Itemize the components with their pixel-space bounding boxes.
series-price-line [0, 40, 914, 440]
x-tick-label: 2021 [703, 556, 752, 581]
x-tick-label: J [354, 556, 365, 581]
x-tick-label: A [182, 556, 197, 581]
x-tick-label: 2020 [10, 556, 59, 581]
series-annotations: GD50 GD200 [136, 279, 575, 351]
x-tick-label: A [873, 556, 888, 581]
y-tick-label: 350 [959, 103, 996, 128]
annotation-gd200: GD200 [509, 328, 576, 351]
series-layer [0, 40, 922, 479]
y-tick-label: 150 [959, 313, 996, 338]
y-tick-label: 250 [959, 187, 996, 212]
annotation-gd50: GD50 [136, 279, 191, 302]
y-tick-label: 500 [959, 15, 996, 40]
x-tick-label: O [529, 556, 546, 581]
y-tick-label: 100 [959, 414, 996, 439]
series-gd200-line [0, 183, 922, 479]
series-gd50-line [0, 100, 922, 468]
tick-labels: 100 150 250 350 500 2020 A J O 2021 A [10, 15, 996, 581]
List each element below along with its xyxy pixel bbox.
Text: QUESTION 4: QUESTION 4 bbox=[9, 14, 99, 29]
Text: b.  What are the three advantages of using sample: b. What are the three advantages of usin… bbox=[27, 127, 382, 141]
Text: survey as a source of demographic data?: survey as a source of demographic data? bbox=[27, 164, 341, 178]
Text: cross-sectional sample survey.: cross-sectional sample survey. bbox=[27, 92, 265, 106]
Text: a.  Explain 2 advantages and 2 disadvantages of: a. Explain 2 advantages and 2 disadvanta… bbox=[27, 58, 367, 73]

--------------------------------

Convert every line of the items above into a Markdown table with the columns Row and Line, where Row numbers each line in order and blank lines are left out.

Worked answer:
| Row | Line |
|---|---|
| 1 | Itemize the components with their pixel-space bounding boxes. |
| 2 | series-price-line [0, 40, 914, 440] |
| 3 | x-tick-label: 2021 [703, 556, 752, 581] |
| 4 | x-tick-label: J [354, 556, 365, 581] |
| 5 | x-tick-label: A [182, 556, 197, 581] |
| 6 | x-tick-label: 2020 [10, 556, 59, 581] |
| 7 | series-annotations: GD50 GD200 [136, 279, 575, 351] |
| 8 | x-tick-label: A [873, 556, 888, 581] |
| 9 | y-tick-label: 350 [959, 103, 996, 128] |
| 10 | annotation-gd200: GD200 [509, 328, 576, 351] |
| 11 | series-layer [0, 40, 922, 479] |
| 12 | y-tick-label: 150 [959, 313, 996, 338] |
| 13 | y-tick-label: 250 [959, 187, 996, 212] |
| 14 | annotation-gd50: GD50 [136, 279, 191, 302] |
| 15 | y-tick-label: 500 [959, 15, 996, 40] |
| 16 | x-tick-label: O [529, 556, 546, 581] |
| 17 | y-tick-label: 100 [959, 414, 996, 439] |
| 18 | series-gd200-line [0, 183, 922, 479] |
| 19 | series-gd50-line [0, 100, 922, 468] |
| 20 | tick-labels: 100 150 250 350 500 2020 A J O 2021 A [10, 15, 996, 581] |
| 21 | List each element below along with its xyxy pixel bbox. |
| 22 | Text: QUESTION 4: QUESTION 4 bbox=[9, 14, 99, 29] |
| 23 | Text: b.  What are the three advantages of using sample: b. What are the three advantages of usin… bbox=[27, 127, 382, 141] |
| 24 | Text: survey as a source of demographic data?: survey as a source of demographic data? bbox=[27, 164, 341, 178] |
| 25 | Text: cross-sectional sample survey.: cross-sectional sample survey. bbox=[27, 92, 265, 106] |
| 26 | Text: a.  Explain 2 advantages and 2 disadvantages of: a. Explain 2 advantages and 2 disadvanta… bbox=[27, 58, 367, 73] |